*Stated problem*. Restate the records below word for word.

*Material for the task*.
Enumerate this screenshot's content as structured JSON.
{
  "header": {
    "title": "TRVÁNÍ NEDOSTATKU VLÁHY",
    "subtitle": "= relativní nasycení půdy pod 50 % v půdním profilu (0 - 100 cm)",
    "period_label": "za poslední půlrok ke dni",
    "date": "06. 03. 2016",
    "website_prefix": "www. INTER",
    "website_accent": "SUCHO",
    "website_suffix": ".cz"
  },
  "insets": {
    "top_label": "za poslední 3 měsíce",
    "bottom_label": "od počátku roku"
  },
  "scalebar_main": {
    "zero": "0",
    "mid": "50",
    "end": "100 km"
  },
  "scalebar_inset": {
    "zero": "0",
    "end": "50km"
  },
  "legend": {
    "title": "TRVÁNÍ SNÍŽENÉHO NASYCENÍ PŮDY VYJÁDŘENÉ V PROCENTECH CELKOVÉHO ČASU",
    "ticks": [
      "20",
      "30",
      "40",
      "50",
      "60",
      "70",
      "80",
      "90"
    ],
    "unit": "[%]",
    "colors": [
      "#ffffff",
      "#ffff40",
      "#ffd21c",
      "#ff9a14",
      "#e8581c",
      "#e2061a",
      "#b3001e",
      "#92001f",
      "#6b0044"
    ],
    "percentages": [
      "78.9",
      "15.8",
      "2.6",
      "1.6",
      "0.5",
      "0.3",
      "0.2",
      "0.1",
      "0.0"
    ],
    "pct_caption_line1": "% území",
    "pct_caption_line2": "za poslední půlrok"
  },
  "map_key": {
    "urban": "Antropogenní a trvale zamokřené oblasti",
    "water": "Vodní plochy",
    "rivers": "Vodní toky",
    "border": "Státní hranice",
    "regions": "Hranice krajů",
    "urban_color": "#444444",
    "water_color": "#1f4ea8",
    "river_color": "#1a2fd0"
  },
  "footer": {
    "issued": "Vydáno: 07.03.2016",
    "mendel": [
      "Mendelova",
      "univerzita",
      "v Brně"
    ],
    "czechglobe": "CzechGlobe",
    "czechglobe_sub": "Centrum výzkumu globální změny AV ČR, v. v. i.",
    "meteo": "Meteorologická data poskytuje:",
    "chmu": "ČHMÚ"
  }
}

*Complete output*.
Enumerate this screenshot's content as structured JSON.
{
  "header": {
    "title": "TRVÁNÍ NEDOSTATKU VLÁHY",
    "subtitle": "= relativní nasycení půdy pod 50 % v půdním profilu (0 - 100 cm)",
    "period_label": "za poslední půlrok ke dni",
    "date": "06. 03. 2016",
    "website_prefix": "www. INTER",
    "website_accent": "SUCHO",
    "website_suffix": ".cz"
  },
  "insets": {
    "top_label": "za poslední 3 měsíce",
    "bottom_label": "od počátku roku"
  },
  "scalebar_main": {
    "zero": "0",
    "mid": "50",
    "end": "100 km"
  },
  "scalebar_inset": {
    "zero": "0",
    "end": "50km"
  },
  "legend": {
    "title": "TRVÁNÍ SNÍŽENÉHO NASYCENÍ PŮDY VYJÁDŘENÉ V PROCENTECH CELKOVÉHO ČASU",
    "ticks": [
      "20",
      "30",
      "40",
      "50",
      "60",
      "70",
      "80",
      "90"
    ],
    "unit": "[%]",
    "colors": [
      "#ffffff",
      "#ffff40",
      "#ffd21c",
      "#ff9a14",
      "#e8581c",
      "#e2061a",
      "#b3001e",
      "#92001f",
      "#6b0044"
    ],
    "percentages": [
      "78.9",
      "15.8",
      "2.6",
      "1.6",
      "0.5",
      "0.3",
      "0.2",
      "0.1",
      "0.0"
    ],
    "pct_caption_line1": "% území",
    "pct_caption_line2": "za poslední půlrok"
  },
  "map_key": {
    "urban": "Antropogenní a trvale zamokřené oblasti",
    "water": "Vodní plochy",
    "rivers": "Vodní toky",
    "border": "Státní hranice",
    "regions": "Hranice krajů",
    "urban_color": "#444444",
    "water_color": "#1f4ea8",
    "river_color": "#1a2fd0"
  },
  "footer": {
    "issued": "Vydáno: 07.03.2016",
    "mendel": [
      "Mendelova",
      "univerzita",
      "v Brně"
    ],
    "czechglobe": "CzechGlobe",
    "czechglobe_sub": "Centrum výzkumu globální změny AV ČR, v. v. i.",
    "meteo": "Meteorologická data poskytuje:",
    "chmu": "ČHMÚ"
  }
}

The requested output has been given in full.